WHAT YOU SHOULD DO: For each line that holds "plus", copy the line out.

▼

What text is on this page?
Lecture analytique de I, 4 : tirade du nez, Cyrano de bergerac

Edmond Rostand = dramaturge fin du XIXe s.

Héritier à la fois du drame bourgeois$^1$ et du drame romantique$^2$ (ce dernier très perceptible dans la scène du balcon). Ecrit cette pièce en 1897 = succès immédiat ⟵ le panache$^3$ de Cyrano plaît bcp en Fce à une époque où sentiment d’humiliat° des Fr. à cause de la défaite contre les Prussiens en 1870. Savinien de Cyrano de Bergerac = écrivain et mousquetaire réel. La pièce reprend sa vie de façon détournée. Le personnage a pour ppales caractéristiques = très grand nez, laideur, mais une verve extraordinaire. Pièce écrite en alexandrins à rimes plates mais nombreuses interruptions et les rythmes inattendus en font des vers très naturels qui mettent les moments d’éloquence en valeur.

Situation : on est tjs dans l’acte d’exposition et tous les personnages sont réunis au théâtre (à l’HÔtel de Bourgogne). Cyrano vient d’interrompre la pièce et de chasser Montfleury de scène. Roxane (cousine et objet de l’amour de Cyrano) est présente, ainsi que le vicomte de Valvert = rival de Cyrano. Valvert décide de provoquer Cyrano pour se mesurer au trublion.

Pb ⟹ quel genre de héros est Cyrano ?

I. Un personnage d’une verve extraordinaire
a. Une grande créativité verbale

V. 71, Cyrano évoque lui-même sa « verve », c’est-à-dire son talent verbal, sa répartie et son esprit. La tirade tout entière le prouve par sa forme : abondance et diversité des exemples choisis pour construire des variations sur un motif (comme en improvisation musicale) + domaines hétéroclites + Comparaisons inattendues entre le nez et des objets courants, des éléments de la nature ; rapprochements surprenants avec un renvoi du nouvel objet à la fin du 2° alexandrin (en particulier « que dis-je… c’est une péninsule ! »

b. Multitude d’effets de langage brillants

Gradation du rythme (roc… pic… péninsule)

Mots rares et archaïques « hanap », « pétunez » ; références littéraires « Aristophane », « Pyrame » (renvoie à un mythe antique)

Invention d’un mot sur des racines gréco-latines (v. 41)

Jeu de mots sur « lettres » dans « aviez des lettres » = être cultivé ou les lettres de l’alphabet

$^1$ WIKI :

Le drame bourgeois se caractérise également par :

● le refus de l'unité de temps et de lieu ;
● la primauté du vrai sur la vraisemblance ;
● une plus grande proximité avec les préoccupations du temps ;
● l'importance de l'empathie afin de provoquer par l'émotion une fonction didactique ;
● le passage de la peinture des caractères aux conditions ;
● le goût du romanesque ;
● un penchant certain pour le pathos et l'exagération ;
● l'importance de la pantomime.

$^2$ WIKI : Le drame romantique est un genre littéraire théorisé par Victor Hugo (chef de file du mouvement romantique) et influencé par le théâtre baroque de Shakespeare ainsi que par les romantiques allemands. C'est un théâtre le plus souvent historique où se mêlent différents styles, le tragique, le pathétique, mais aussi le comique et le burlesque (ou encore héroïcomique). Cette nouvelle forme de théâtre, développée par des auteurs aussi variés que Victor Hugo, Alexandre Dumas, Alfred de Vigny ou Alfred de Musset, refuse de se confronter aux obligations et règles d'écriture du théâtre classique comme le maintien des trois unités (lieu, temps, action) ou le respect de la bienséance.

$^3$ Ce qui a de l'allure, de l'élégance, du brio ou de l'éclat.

▲

CORRECT OUTPUT:
● une plus grande proximité avec les préoccupations du temps ;
$^2$ WIKI : Le drame romantique est un genre littéraire théorisé par Victor Hugo (chef de file du mouvement romantique) et influencé par le théâtre baroque de Shakespeare ainsi que par les romantiques allemands. C'est un théâtre le plus souvent historique où se mêlent différents styles, le tragique, le pathétique, mais aussi le comique et le burlesque (ou encore héroïcomique). Cette nouvelle forme de théâtre, développée par des auteurs aussi variés que Victor Hugo, Alexandre Dumas, Alfred de Vigny ou Alfred de Musset, refuse de se confronter aux obligations et règles d'écriture du théâtre classique comme le maintien des trois unités (lieu, temps, action) ou le respect de la bienséance.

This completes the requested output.